=== ТЕКСТ ===

XV глава начинается с той же точностью: «Донесение это было отправлено из Тифлиса 24-го декабря. Накануне же нового, 52-го года фельдъегерь, загнав десяток лошадей и избив в кровь десяток ямщиков, доставил его к князю Чернышеву, тогдашнему военному министру.

И 1-го января 1852 года Чернышев повез к императору Николаю, в числе других дел, и это донесение Воронцова».

Здесь в двух абзацах даны подчеркнуто числа и сведения о том, как незамедлительно доставлялось письмо.

Глава XVI начинается словами, подчеркивающими связь между царским решением и несчастьем горного аула: «Во исполнение этого предписания Николая Павловича тотчас же, в январе 1852 года, был предпринят набег в Чечню».

Здесь дата не дана и не вымышлена, так как событие массовое. Вещь носит характер документальности не только по этому признаку.

В рассказ Хаджи-Мурата Лорис-Меликову (XIII глава) вставлены два подлинных письма; отмечено, что письма пожелтели.

Толстой настаивает на том, что подлинные письма Хаджи-Мурат сохранил и возил с собой.

История Авдеева и секрета, вышедшего навстречу Хаджи-Мурату, вымышлена из фактов: такого Авдеева не было, но таков он мог быть, и черты его характера могут быть доказаны.

Композиционные свойства этой повести не допускали изменения фактов и включения в истину неистинного. Толстой стремился здесь к документальной правдивости; Из композиционных приемов более всего использована в повести инверсия времени. Она возвращает автору свободу в выборе сцеплений, не снимая документальной правдивости повествования.

История Хаджи-Мурата дается в собственном его повествовании и является воспоминанием: оно — пересмотр прошлого, и, как я уже говорил, этот пересмотр является судом героя над своим поступком.

С возвращением назад рассказана от лица автора история Николая I, а в некоторых вариантах даже история его бабки (Екатерины II) и пращура (Петра I).

История гибели Хаджи-Мурата подробно рассказывается после того, как Марья Дмитриевна увидела его отрубленную голову.

Чем кончается героическая борьба Хаджи-Мурата, мы знаем.

Перестановка времени переносит анализ на то, как произошла гибель.

Художественный анализ получает не событийную зaнимательность, а интерес нового раскрытия образа Хаджи-Мурата.

Меняется также тональность описания.

Сцена последней борьбы связывается здесь с песнями соловьев. Песня и соловьи являются сигналами друг другу; они как бы вызывают в нашем воображении предмет с поэтической, точно определенной характеристикой.

===

→ **УСЛОВИЯ УПРАЖНЕНИЯ**:
[A] Какого числа Чернышев повез донесение Воронцова к императору Николаю, согласно тексту о повести «Хаджи-Мурат»?
[B] Пожалуйста, продолжите текст о композиции повести «Хаджи-Мурат», начав сразу после его последнего предложения.

=== ПЕРЕЧЕНЬ ЗАПИСЕЙ ===

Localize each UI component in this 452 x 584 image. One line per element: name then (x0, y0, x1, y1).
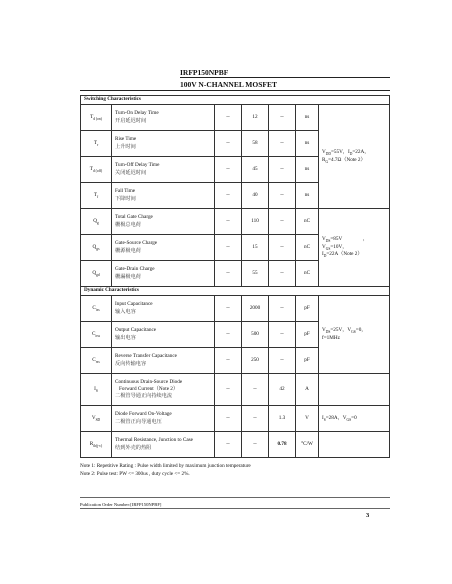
parameter-cell: Input Capacitance 输入电容 (112, 296, 215, 322)
unit-cell: °C/W (296, 432, 319, 458)
typ-cell: 40 (242, 183, 269, 209)
symbol-cell: $Q_{gd}$ (81, 261, 112, 287)
table-row (81, 296, 390, 322)
note-2: Note 2: Pulse test: PW <= 300us , duty cycle <= 2%. (80, 471, 190, 478)
min-cell: -- (215, 374, 242, 406)
min-cell: -- (215, 296, 242, 322)
typ-cell: 55 (242, 261, 269, 287)
unit-cell: A (296, 374, 319, 406)
footer-rule (80, 497, 390, 498)
symbol-cell: $C_{rss}$ (81, 348, 112, 374)
min-cell: -- (215, 209, 242, 235)
table-row (81, 209, 390, 235)
page-number: 3 (366, 512, 370, 519)
unit-cell: pF (296, 296, 319, 322)
typ-cell: 12 (242, 105, 269, 131)
typ-cell: 2000 (242, 296, 269, 322)
unit-cell: pF (296, 348, 319, 374)
typ-cell: -- (242, 432, 269, 458)
max-cell: -- (269, 348, 296, 374)
section-row (81, 287, 390, 296)
publication-order-number: Publication Order Number:[IRFP150NPBF] (80, 502, 162, 507)
unit-cell: V (296, 406, 319, 432)
max-cell: 42 (269, 374, 296, 406)
table-row (81, 374, 390, 406)
footer-rule-bottom (80, 508, 390, 509)
unit-cell: nC (296, 209, 319, 235)
typ-cell: 45 (242, 157, 269, 183)
header-rule (80, 90, 390, 91)
characteristics-table (80, 95, 390, 458)
condition-cell: $V_{DS}=85V$ ， $V_{GS}=10V$， $I_D=22A(Note$ 2） (319, 209, 390, 287)
max-cell: -- (269, 183, 296, 209)
parameter-cell: Output Capacitance 输出电容 (112, 322, 215, 348)
symbol-cell: $T_{d (off)}$ (81, 157, 112, 183)
min-cell: -- (215, 432, 242, 458)
symbol-cell: $R_{th(j-c)}$ (81, 432, 112, 458)
condition-cell: $V_{DS}=25V$，$V_{GS}=0$， f=1MHz (319, 296, 390, 374)
section-title-dynamic: Dynamic Characteristics (81, 287, 390, 296)
max-cell: -- (269, 131, 296, 157)
condition-cell: $V_{DD}=55V$，$I_D=22A$， $R_G=4.7\Omega(Note$ 2） (319, 105, 390, 209)
parameter-cell: Turn-On Delay Time 开启延迟时间 (112, 105, 215, 131)
symbol-cell: $T_f$ (81, 183, 112, 209)
unit-cell: nC (296, 235, 319, 261)
min-cell: -- (215, 183, 242, 209)
symbol-cell: $C_{oss}$ (81, 322, 112, 348)
max-cell: 0.78 (269, 432, 296, 458)
min-cell: -- (215, 322, 242, 348)
condition-cell: $I_S=28A$，$V_{GS}=0$ (319, 406, 390, 432)
symbol-cell: $T_r$ (81, 131, 112, 157)
min-cell: -- (215, 406, 242, 432)
symbol-cell: $T_{d (on)}$ (81, 105, 112, 131)
section-title-switching: Switching Characteristics (81, 96, 390, 105)
condition-cell (319, 432, 390, 458)
parameter-cell: Diode Forward On-Voltage 二极管正向导通电压 (112, 406, 215, 432)
table-row (81, 105, 390, 131)
parameter-cell: Rise Time 上升时间 (112, 131, 215, 157)
typ-cell: 15 (242, 235, 269, 261)
typ-cell: 250 (242, 348, 269, 374)
table-row (81, 432, 390, 458)
condition-cell (319, 374, 390, 406)
max-cell: -- (269, 105, 296, 131)
max-cell: 1.3 (269, 406, 296, 432)
document-subtitle: 100V N-CHANNEL MOSFET (180, 80, 277, 89)
symbol-cell: $Q_g$ (81, 209, 112, 235)
typ-cell: -- (242, 406, 269, 432)
max-cell: -- (269, 209, 296, 235)
symbol-cell: $C_{iss}$ (81, 296, 112, 322)
symbol-cell: $V_{SD}$ (81, 406, 112, 432)
section-row (81, 96, 390, 105)
typ-cell: -- (242, 374, 269, 406)
title-rule (180, 77, 390, 78)
min-cell: -- (215, 131, 242, 157)
parameter-cell: Reverse Transfer Capacitance 反向传输电容 (112, 348, 215, 374)
min-cell: -- (215, 348, 242, 374)
min-cell: -- (215, 261, 242, 287)
unit-cell: ns (296, 105, 319, 131)
min-cell: -- (215, 235, 242, 261)
max-cell: -- (269, 322, 296, 348)
max-cell: -- (269, 235, 296, 261)
notes (80, 462, 251, 478)
min-cell: -- (215, 105, 242, 131)
parameter-cell: Turn-Off Delay Time 关闭延迟时间 (112, 157, 215, 183)
parameter-cell: Gate-Drain Charge 栅漏极电荷 (112, 261, 215, 287)
typ-cell: 110 (242, 209, 269, 235)
min-cell: -- (215, 157, 242, 183)
symbol-cell: $I_S$ (81, 374, 112, 406)
max-cell: -- (269, 157, 296, 183)
unit-cell: ns (296, 157, 319, 183)
parameter-cell: Gate-Source Charge 栅源极电荷 (112, 235, 215, 261)
symbol-cell: $Q_{gs}$ (81, 235, 112, 261)
unit-cell: ns (296, 183, 319, 209)
note-1: Note 1: Repetitive Rating : Pulse width limited by maximum junction temperature (80, 463, 251, 469)
typ-cell: 500 (242, 322, 269, 348)
table-row (81, 406, 390, 432)
max-cell: -- (269, 261, 296, 287)
unit-cell: nC (296, 261, 319, 287)
typ-cell: 58 (242, 131, 269, 157)
part-number: IRFP150NPBF (180, 68, 229, 77)
unit-cell: ns (296, 131, 319, 157)
max-cell: -- (269, 296, 296, 322)
unit-cell: pF (296, 322, 319, 348)
parameter-cell: Total Gate Charge 栅极总电荷 (112, 209, 215, 235)
parameter-cell: Fall Time 下降时间 (112, 183, 215, 209)
parameter-cell: Continuous Drain-Source Diode Forward Current（Note 2） 二极管导通正向持续电流 (112, 374, 215, 406)
parameter-cell: Thermal Resistance, Junction to Case 结到外壳的热阻 (112, 432, 215, 458)
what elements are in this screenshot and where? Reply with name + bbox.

===

→ **СПИСОК ОТВЕТОВ**:
[A] 1 января 1852 года.

[B]
Оставаться в крепости стало невозможно. Шамиль тоже был врагом. Хаджи-Мурат решил бежать от русских в горы; он думал сразиться с Шамилем, не решая заранее подробностей будущей борьбы и надеясь только на свою храбрость.

Его нукеры готовятся к бою, обрезывают русские пули для узкодульных горских ружей, точат кинжалы.

В повесть входит песня, уже подготовляя пафос развязки.

Песня, бой и соловьи составляют в конце повести своеобразные сцепления: «В сенях еще громче и чаще, чем с вечера, слышны были заливавшиеся перед светом соловьи. В комнате же нукеров слышно было равномерное шипение и свистение железа по камню оттачиваемого кинжала. Хаджи-Мурат зачерпнул воды из кадки и подошел уже к своей двери, когда услыхал в комнате мюридов, кроме звука точения, еще и тонкий голос Ханефи, певшего знакомую Хаджи-Mypату песню. Хаджи-Мурат остановился и стал слушать.

В песне говорилось о том, как джигит Гамзат угнал с своими молодцами с русской стороны табун белых коней… Потом пелось о том, как Гамзат порезал лошадей и с молодцами своими засел за кровавым завалом убитых коней и бился с русскими до тех пор, пока были пули в ружьях, и кинжалы на поясах, и кровь в жилах».

В песне идут подробности гибели Гамзата.

«Потом все затихло, и опять слышалось только соловьиное чмоканье и свист из сада и равномерное шипение и изредка свистение быстро скользящего по камням железа из-за двери».

Гибель предсказана песней и соловьиным пением. Все построено на переосмыслененном фольклоре, на народной песне, как песне о борьбе. Соловьи переключены из любовной песни в боевую. Это сцепление проходит через композицию конца.

Хаджи-Мурат отбивается от конвоя и въезжает в кусты среди затопленного рисового поля.

«Соловьев в Пухе было особенно много. Два было и в этих кустах. Пока Хаджи-Мурат с своими людьми шумел, въезжая в кусты, соловьи замолкли. Но когда затихли люди, они опять защелкали, перекликаясь. Хаджи-Мурат, прислушиваясь к звукам ночи, невольно слушал их.

И их свист напомнил ему ту песню о Гамзате, которую. он слушал нынче ночью, когда выходил за водой. Он всякую минуту теперь мог быть в том же положении, в котором был Гамзат. Ему подумалось, что это так и будет, и ему вдруг стало серьезно на душе. Он разостлал бурку и совершил намаз. И едва только окончил его, как послышались приближающиеся к кустам звуки. Это были звуки большого количества лошадиных ног, шлепавших по трясине. Быстроглазый Хан-Магома, выбежав на один край кустов, высмотрел в темноте черные тени конных и пеших, приближавшихся к кустам. Ханефи увидал такую же толпу с другой стороны. Это был Карганов, уездный воинский начальник, с своими милиционерами.

«Что ж, будем биться, как Гамзат», — подумал Хаджи-Мурат».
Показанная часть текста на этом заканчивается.